• _Supplied information_
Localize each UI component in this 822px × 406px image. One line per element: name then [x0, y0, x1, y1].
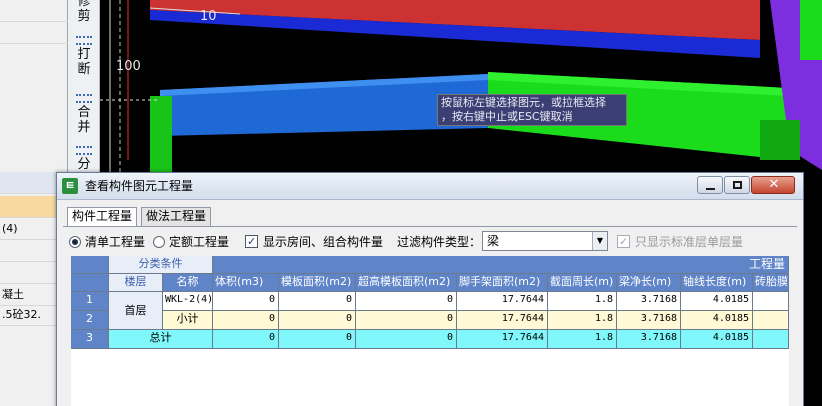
col-header-name[interactable]: 名称 [163, 274, 213, 292]
only-standard-floor-label: 只显示标准层单层量 [635, 235, 744, 249]
col-header-axis-length[interactable]: 轴线长度(m) [681, 274, 753, 292]
tooltip-line-2: ，按右键中止或ESC键取消 [441, 110, 573, 123]
formwork-cell[interactable]: 0 [279, 311, 356, 330]
col-header-high-formwork[interactable]: 超高模板面积(m2) [356, 274, 457, 292]
tab-component-quantity[interactable]: 构件工程量 [67, 207, 138, 227]
maximize-icon [733, 181, 742, 189]
break-button[interactable]: 打 断 [72, 36, 96, 77]
checkbox-icon [245, 234, 258, 250]
filter-value: 梁 [487, 234, 500, 248]
group-header-quantity: 工程量 [213, 256, 789, 274]
volume-cell[interactable]: 0 [213, 330, 279, 349]
high-formwork-cell[interactable]: 0 [356, 330, 457, 349]
only-standard-floor-checkbox[interactable]: 只显示标准层单层量 [617, 234, 743, 250]
merge-icon [76, 94, 92, 103]
minimize-button[interactable] [697, 176, 723, 194]
minimize-icon [706, 188, 715, 190]
radio-icon [153, 236, 165, 248]
radio-list-quantity[interactable]: 清单工程量 [69, 234, 145, 250]
formwork-cell[interactable]: 0 [279, 330, 356, 349]
radio-list-label: 清单工程量 [85, 235, 146, 249]
axis-length-cell[interactable]: 4.0185 [681, 292, 753, 311]
maximize-button[interactable] [724, 176, 750, 194]
selection-tooltip: 按鼠标左键选择图元，或拉框选择 ，按右键中止或ESC键取消 [437, 94, 627, 126]
quantity-dialog: ㅌ 查看构件图元工程量 ✕ 构件工程量 做法工程量 清单工程量 定额工程量 显示… [56, 172, 804, 406]
group-header-category: 分类条件 [109, 256, 213, 274]
break-label: 打 断 [77, 47, 91, 77]
col-header-floor[interactable]: 楼层 [109, 274, 163, 292]
radio-quota-label: 定额工程量 [169, 235, 230, 249]
green-block [760, 120, 800, 160]
dimension-label-100: 100 [116, 59, 141, 74]
subtotal-label[interactable]: 小计 [163, 311, 213, 330]
show-room-checkbox[interactable]: 显示房间、组合构件量 [245, 234, 383, 250]
col-header-brick-mold[interactable]: 砖胎膜 [753, 274, 789, 292]
tab-divider [63, 226, 797, 227]
high-formwork-cell[interactable]: 0 [356, 311, 457, 330]
close-button[interactable]: ✕ [751, 176, 795, 194]
volume-cell[interactable]: 0 [213, 292, 279, 311]
beam-length-cell[interactable]: 3.7168 [617, 292, 681, 311]
beam-length-cell[interactable]: 3.7168 [617, 311, 681, 330]
tooltip-line-1: 按鼠标左键选择图元，或拉框选择 [441, 96, 606, 109]
total-label[interactable]: 总计 [109, 330, 213, 349]
col-header-beam-length[interactable]: 梁净长(m) [617, 274, 681, 292]
green-post [800, 0, 822, 60]
scaffold-cell[interactable]: 17.7644 [457, 292, 548, 311]
brick-mold-cell[interactable] [753, 292, 789, 311]
row-number[interactable]: 1 [71, 292, 109, 311]
left-panel-row[interactable] [0, 22, 68, 44]
dialog-titlebar[interactable]: ㅌ 查看构件图元工程量 ✕ [57, 173, 803, 200]
filter-type-select[interactable]: 梁 ▼ [482, 231, 608, 251]
brick-mold-cell[interactable] [753, 330, 789, 349]
high-formwork-cell[interactable]: 0 [356, 292, 457, 311]
floor-cell[interactable]: 首层 [109, 292, 163, 330]
radio-icon [69, 236, 81, 248]
perimeter-cell[interactable]: 1.8 [548, 330, 617, 349]
dimension-label-10: 10 [200, 9, 217, 24]
filter-label: 过滤构件类型： [397, 235, 482, 249]
split-icon [76, 146, 92, 155]
name-cell[interactable]: WKL-2(4) [163, 292, 213, 311]
show-room-label: 显示房间、组合构件量 [263, 235, 384, 249]
perimeter-cell[interactable]: 1.8 [548, 292, 617, 311]
brick-mold-cell[interactable] [753, 311, 789, 330]
green-column [150, 96, 172, 176]
merge-button[interactable]: 合 并 [72, 94, 96, 135]
radio-quota-quantity[interactable]: 定额工程量 [153, 234, 229, 250]
axis-length-cell[interactable]: 4.0185 [681, 330, 753, 349]
perimeter-cell[interactable]: 1.8 [548, 311, 617, 330]
beam-length-cell[interactable]: 3.7168 [617, 330, 681, 349]
volume-cell[interactable]: 0 [213, 311, 279, 330]
checkbox-icon [617, 234, 630, 250]
chevron-down-icon[interactable]: ▼ [592, 232, 607, 250]
formwork-cell[interactable]: 0 [279, 292, 356, 311]
trim-label: 修 剪 [77, 0, 91, 24]
merge-label: 合 并 [77, 105, 91, 135]
split-label: 分 [77, 157, 91, 172]
col-header-perimeter[interactable]: 截面周长(m) [548, 274, 617, 292]
scaffold-cell[interactable]: 17.7644 [457, 330, 548, 349]
col-header-formwork[interactable]: 模板面积(m2) [279, 274, 356, 292]
trim-button[interactable]: 修 剪 [72, 0, 96, 24]
break-icon [76, 36, 92, 45]
left-panel-row[interactable] [0, 0, 68, 22]
col-header-scaffold[interactable]: 脚手架面积(m2) [457, 274, 548, 292]
col-header-volume[interactable]: 体积(m3) [213, 274, 279, 292]
quantity-table: 分类条件 工程量 楼层 名称 体积(m3) 模板面积(m2) 超高模板面积(m2… [71, 256, 789, 406]
corner-cell [71, 256, 109, 274]
scaffold-cell[interactable]: 17.7644 [457, 311, 548, 330]
row-number[interactable]: 3 [71, 330, 109, 349]
split-button[interactable]: 分 [72, 146, 96, 172]
axis-length-cell[interactable]: 4.0185 [681, 311, 753, 330]
edit-toolbar: 修 剪 打 断 合 并 分 [68, 0, 100, 180]
close-icon: ✕ [768, 177, 780, 192]
dialog-title: 查看构件图元工程量 [85, 179, 194, 193]
row-number[interactable]: 2 [71, 311, 109, 330]
corner-cell-2 [71, 274, 109, 292]
tab-method-quantity[interactable]: 做法工程量 [141, 207, 212, 226]
app-icon: ㅌ [62, 178, 78, 194]
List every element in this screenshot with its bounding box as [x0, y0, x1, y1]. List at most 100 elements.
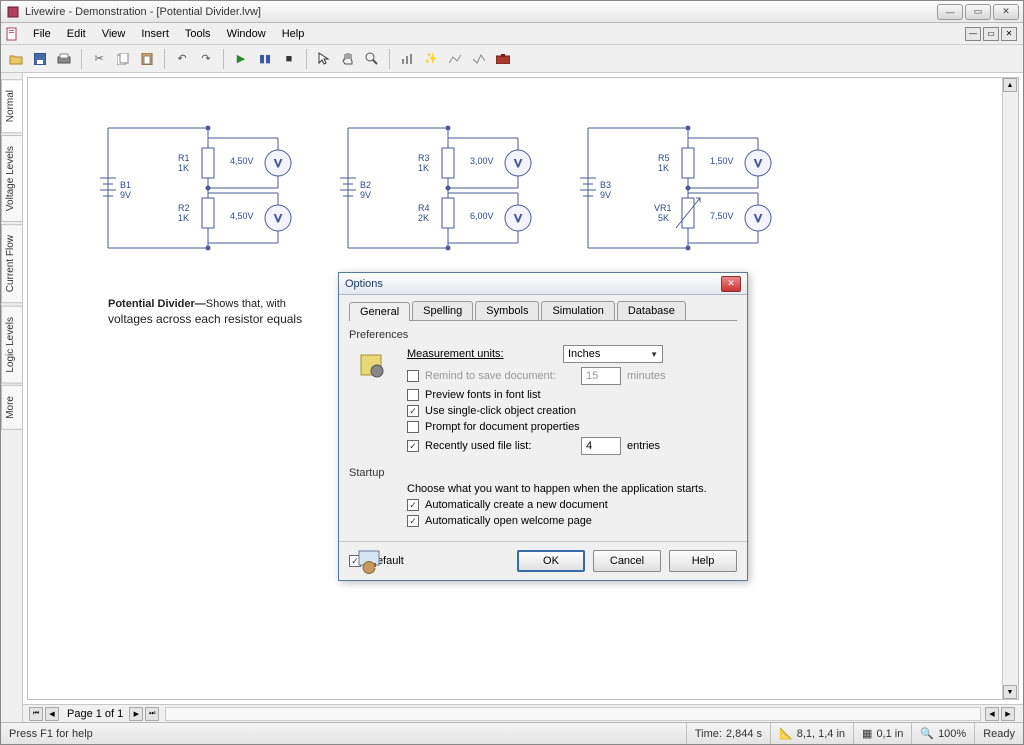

• _Aim_
Output all the rows above as a numbered list, one line per item, with blank lines and the picture placeholders omitted.

• _Expected answer_
1. Localize each UI component in this 822px × 406px image. One line per element: name then [x0, y0, x1, y1].
2. col-header-name[interactable]: 名称 [163, 274, 213, 292]
3. only-standard-floor-label: 只显示标准层单层量 [635, 235, 744, 249]
4. col-header-axis-length[interactable]: 轴线长度(m) [681, 274, 753, 292]
5. tooltip-line-2: ，按右键中止或ESC键取消 [441, 110, 573, 123]
6. formwork-cell[interactable]: 0 [279, 311, 356, 330]
7. col-header-high-formwork[interactable]: 超高模板面积(m2) [356, 274, 457, 292]
8. tab-component-quantity[interactable]: 构件工程量 [67, 207, 138, 227]
9. maximize-icon [733, 181, 742, 189]
10. break-button[interactable]: 打 断 [72, 36, 96, 77]
11. checkbox-icon [245, 234, 258, 250]
12. filter-value: 梁 [487, 234, 500, 248]
13. group-header-quantity: 工程量 [213, 256, 789, 274]
14. volume-cell[interactable]: 0 [213, 330, 279, 349]
15. high-formwork-cell[interactable]: 0 [356, 330, 457, 349]
16. only-standard-floor-checkbox[interactable]: 只显示标准层单层量 [617, 234, 743, 250]
17. merge-icon [76, 94, 92, 103]
18. minimize-button[interactable] [697, 176, 723, 194]
19. minimize-icon [706, 188, 715, 190]
20. radio-icon [153, 236, 165, 248]
21. radio-list-quantity[interactable]: 清单工程量 [69, 234, 145, 250]
22. formwork-cell[interactable]: 0 [279, 330, 356, 349]
23. radio-list-label: 清单工程量 [85, 235, 146, 249]
24. axis-length-cell[interactable]: 4.0185 [681, 292, 753, 311]
25. maximize-button[interactable] [724, 176, 750, 194]
26. selection-tooltip: 按鼠标左键选择图元，或拉框选择 ，按右键中止或ESC键取消 [437, 94, 627, 126]
27. quantity-dialog: ㅌ 查看构件图元工程量 ✕ 构件工程量 做法工程量 清单工程量 定额工程量 显示… [56, 172, 804, 406]
28. group-header-category: 分类条件 [109, 256, 213, 274]
29. break-label: 打 断 [77, 47, 91, 77]
30. col-header-floor[interactable]: 楼层 [109, 274, 163, 292]
31. radio-quota-label: 定额工程量 [169, 235, 230, 249]
32. green-block [760, 120, 800, 160]
33. dimension-label-100: 100 [116, 59, 141, 74]
34. subtotal-label[interactable]: 小计 [163, 311, 213, 330]
35. show-room-checkbox[interactable]: 显示房间、组合构件量 [245, 234, 383, 250]
36. col-header-brick-mold[interactable]: 砖胎膜 [753, 274, 789, 292]
37. tab-divider [63, 226, 797, 227]
38. high-formwork-cell[interactable]: 0 [356, 311, 457, 330]
39. close-button[interactable]: ✕ [751, 176, 795, 194]
40. volume-cell[interactable]: 0 [213, 292, 279, 311]
41. beam-length-cell[interactable]: 3.7168 [617, 292, 681, 311]
42. beam-length-cell[interactable]: 3.7168 [617, 311, 681, 330]
43. tooltip-line-1: 按鼠标左键选择图元，或拉框选择 [441, 96, 606, 109]
44. total-label[interactable]: 总计 [109, 330, 213, 349]
45. col-header-beam-length[interactable]: 梁净长(m) [617, 274, 681, 292]
46. green-post [800, 0, 822, 60]
47. scaffold-cell[interactable]: 17.7644 [457, 292, 548, 311]
48. brick-mold-cell[interactable] [753, 292, 789, 311]
49. row-number[interactable]: 1 [71, 292, 109, 311]
50. left-panel-row[interactable] [0, 22, 68, 44]
51. dialog-titlebar[interactable]: ㅌ 查看构件图元工程量 ✕ [57, 173, 803, 200]
52. filter-type-select[interactable]: 梁 ▼ [482, 231, 608, 251]
53. brick-mold-cell[interactable] [753, 330, 789, 349]
54. high-formwork-cell[interactable]: 0 [356, 292, 457, 311]
55. floor-cell[interactable]: 首层 [109, 292, 163, 330]
56. radio-icon [69, 236, 81, 248]
57. perimeter-cell[interactable]: 1.8 [548, 330, 617, 349]
58. dimension-label-10: 10 [200, 9, 217, 24]
59. filter-label: 过滤构件类型： [397, 235, 482, 249]
60. split-icon [76, 146, 92, 155]
61. name-cell[interactable]: WKL-2(4) [163, 292, 213, 311]
62. show-room-label: 显示房间、组合构件量 [263, 235, 384, 249]
63. perimeter-cell[interactable]: 1.8 [548, 292, 617, 311]
64. brick-mold-cell[interactable] [753, 311, 789, 330]
65. green-column [150, 96, 172, 176]
66. merge-button[interactable]: 合 并 [72, 94, 96, 135]
67. radio-quota-quantity[interactable]: 定额工程量 [153, 234, 229, 250]
68. axis-length-cell[interactable]: 4.0185 [681, 330, 753, 349]
69. perimeter-cell[interactable]: 1.8 [548, 311, 617, 330]
70. beam-length-cell[interactable]: 3.7168 [617, 330, 681, 349]
71. volume-cell[interactable]: 0 [213, 311, 279, 330]
72. checkbox-icon [617, 234, 630, 250]
73. chevron-down-icon[interactable]: ▼ [592, 232, 607, 250]
74. formwork-cell[interactable]: 0 [279, 292, 356, 311]
75. trim-label: 修 剪 [77, 0, 91, 24]
76. merge-label: 合 并 [77, 105, 91, 135]
77. split-label: 分 [77, 157, 91, 172]
78. col-header-perimeter[interactable]: 截面周长(m) [548, 274, 617, 292]
79. scaffold-cell[interactable]: 17.7644 [457, 330, 548, 349]
80. col-header-formwork[interactable]: 模板面积(m2) [279, 274, 356, 292]
81. trim-button[interactable]: 修 剪 [72, 0, 96, 24]
82. break-icon [76, 36, 92, 45]
83. left-panel-row[interactable] [0, 0, 68, 22]
84. col-header-scaffold[interactable]: 脚手架面积(m2) [457, 274, 548, 292]
85. col-header-volume[interactable]: 体积(m3) [213, 274, 279, 292]
86. quantity-table: 分类条件 工程量 楼层 名称 体积(m3) 模板面积(m2) 超高模板面积(m2… [71, 256, 789, 406]
87. corner-cell [71, 256, 109, 274]
88. scaffold-cell[interactable]: 17.7644 [457, 311, 548, 330]
89. row-number[interactable]: 3 [71, 330, 109, 349]
90. split-button[interactable]: 分 [72, 146, 96, 172]
91. axis-length-cell[interactable]: 4.0185 [681, 311, 753, 330]
92. edit-toolbar: 修 剪 打 断 合 并 分 [68, 0, 100, 180]
93. close-icon: ✕ [768, 177, 780, 192]
94. dialog-title: 查看构件图元工程量 [85, 179, 194, 193]
95. row-number[interactable]: 2 [71, 311, 109, 330]
96. corner-cell-2 [71, 274, 109, 292]
97. tab-method-quantity[interactable]: 做法工程量 [141, 207, 212, 226]
98. app-icon: ㅌ [62, 178, 78, 194]
99. List every element in this screenshot with its bounding box as [x0, y0, x1, y1]. List at most 100 elements.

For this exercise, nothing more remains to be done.